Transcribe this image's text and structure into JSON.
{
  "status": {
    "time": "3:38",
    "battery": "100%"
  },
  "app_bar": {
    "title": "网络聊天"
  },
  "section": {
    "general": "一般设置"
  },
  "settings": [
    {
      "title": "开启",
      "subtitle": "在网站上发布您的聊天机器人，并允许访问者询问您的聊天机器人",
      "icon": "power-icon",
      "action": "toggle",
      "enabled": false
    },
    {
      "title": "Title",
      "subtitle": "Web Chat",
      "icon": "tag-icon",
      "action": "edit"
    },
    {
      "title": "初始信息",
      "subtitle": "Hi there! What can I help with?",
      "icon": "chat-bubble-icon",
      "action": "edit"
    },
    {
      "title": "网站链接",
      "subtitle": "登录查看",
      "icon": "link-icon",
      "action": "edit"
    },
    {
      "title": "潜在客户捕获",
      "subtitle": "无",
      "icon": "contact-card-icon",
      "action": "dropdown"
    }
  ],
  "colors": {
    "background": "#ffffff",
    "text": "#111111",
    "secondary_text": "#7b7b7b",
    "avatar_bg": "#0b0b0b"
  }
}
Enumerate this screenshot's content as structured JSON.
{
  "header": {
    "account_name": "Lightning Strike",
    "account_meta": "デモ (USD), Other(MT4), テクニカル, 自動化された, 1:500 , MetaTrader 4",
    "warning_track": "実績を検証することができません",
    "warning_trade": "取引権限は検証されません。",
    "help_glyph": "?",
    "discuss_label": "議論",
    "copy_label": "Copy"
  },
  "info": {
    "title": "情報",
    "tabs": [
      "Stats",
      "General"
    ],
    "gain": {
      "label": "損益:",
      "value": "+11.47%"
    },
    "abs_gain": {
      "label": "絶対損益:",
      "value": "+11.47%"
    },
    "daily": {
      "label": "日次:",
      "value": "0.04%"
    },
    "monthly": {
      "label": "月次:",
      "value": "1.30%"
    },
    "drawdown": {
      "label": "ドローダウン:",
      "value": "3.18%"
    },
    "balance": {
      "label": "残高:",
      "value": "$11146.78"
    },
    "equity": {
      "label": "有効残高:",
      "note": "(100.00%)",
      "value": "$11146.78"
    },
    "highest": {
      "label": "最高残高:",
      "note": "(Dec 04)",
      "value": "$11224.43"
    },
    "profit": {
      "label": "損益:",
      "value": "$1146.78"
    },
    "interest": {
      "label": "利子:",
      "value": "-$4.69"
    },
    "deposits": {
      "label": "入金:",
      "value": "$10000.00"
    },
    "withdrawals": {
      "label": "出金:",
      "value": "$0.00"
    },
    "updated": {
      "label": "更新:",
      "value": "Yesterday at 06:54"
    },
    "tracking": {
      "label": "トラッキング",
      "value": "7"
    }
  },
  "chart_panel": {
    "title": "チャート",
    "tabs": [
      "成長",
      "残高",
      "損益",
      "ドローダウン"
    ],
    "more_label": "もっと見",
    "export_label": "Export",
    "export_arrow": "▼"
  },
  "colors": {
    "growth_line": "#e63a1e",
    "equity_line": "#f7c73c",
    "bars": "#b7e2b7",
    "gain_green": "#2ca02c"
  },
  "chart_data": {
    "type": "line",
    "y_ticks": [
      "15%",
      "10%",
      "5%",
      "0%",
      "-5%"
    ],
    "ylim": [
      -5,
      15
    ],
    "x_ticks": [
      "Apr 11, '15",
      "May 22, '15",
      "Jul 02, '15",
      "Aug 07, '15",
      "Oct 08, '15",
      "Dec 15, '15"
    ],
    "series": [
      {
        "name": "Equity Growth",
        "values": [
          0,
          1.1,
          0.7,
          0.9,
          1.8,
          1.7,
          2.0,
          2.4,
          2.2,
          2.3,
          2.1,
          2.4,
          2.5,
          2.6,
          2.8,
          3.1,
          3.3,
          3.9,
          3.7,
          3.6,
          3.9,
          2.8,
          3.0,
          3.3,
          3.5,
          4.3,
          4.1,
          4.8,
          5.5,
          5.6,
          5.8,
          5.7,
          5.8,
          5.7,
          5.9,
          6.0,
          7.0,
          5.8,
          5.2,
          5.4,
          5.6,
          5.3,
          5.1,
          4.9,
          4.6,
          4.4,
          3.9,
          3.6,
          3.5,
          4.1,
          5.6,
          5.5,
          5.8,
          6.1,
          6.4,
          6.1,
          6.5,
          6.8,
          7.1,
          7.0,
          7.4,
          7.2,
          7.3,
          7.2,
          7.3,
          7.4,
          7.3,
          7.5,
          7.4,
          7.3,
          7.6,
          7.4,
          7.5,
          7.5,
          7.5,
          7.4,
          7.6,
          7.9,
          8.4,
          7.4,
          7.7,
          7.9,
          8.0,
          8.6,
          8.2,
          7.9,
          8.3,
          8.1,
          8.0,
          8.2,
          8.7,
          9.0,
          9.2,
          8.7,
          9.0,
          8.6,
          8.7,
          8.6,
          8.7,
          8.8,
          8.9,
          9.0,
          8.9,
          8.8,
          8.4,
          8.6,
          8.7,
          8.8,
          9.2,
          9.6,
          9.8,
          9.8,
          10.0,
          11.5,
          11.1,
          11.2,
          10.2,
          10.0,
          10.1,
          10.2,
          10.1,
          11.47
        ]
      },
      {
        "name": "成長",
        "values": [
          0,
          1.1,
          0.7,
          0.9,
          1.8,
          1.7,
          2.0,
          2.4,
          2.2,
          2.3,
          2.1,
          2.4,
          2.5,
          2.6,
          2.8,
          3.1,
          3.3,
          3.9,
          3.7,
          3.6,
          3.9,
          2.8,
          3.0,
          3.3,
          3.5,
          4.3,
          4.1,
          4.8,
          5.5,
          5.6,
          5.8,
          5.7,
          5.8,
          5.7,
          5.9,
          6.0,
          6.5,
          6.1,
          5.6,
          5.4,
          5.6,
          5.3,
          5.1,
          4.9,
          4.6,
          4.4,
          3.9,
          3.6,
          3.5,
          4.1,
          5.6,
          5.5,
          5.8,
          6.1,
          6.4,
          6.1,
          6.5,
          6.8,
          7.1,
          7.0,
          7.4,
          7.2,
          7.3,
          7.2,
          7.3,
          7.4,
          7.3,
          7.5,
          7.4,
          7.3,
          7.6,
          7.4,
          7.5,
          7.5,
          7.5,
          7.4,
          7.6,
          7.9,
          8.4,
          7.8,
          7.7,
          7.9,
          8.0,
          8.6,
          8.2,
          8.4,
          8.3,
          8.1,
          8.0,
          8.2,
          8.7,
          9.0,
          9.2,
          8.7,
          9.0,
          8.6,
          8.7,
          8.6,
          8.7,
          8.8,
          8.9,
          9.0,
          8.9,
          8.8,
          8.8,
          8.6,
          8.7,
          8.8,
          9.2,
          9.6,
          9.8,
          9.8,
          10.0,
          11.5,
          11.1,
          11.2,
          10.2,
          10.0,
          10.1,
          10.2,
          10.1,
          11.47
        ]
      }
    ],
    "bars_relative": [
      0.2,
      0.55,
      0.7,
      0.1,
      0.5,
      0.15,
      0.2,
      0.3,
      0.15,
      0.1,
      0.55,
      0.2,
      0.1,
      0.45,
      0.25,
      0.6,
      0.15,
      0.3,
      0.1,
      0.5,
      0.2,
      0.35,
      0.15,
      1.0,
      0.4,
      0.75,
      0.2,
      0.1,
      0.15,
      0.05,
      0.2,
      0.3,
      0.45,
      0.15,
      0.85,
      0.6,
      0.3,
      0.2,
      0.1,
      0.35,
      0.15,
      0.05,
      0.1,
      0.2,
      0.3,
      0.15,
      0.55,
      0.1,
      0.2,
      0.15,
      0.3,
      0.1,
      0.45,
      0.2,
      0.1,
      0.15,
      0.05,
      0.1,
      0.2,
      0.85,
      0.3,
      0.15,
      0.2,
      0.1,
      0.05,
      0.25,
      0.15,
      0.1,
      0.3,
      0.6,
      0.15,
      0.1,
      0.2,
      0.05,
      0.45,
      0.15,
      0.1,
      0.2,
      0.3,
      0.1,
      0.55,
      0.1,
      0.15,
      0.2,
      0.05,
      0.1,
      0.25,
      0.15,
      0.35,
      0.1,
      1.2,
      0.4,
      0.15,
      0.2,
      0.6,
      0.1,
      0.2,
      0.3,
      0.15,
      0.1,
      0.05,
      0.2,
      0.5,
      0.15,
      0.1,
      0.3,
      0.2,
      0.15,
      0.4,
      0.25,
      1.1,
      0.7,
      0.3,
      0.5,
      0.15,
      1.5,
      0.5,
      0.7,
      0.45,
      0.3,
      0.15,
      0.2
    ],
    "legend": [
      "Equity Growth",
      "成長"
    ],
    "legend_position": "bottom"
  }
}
::::::::
Direction:
Examine the records and pull out every line where the string "this" occurs.

Reply:
Transcribe this image's text and structure into JSON.
Enumerate this screenshot's content as structured JSON.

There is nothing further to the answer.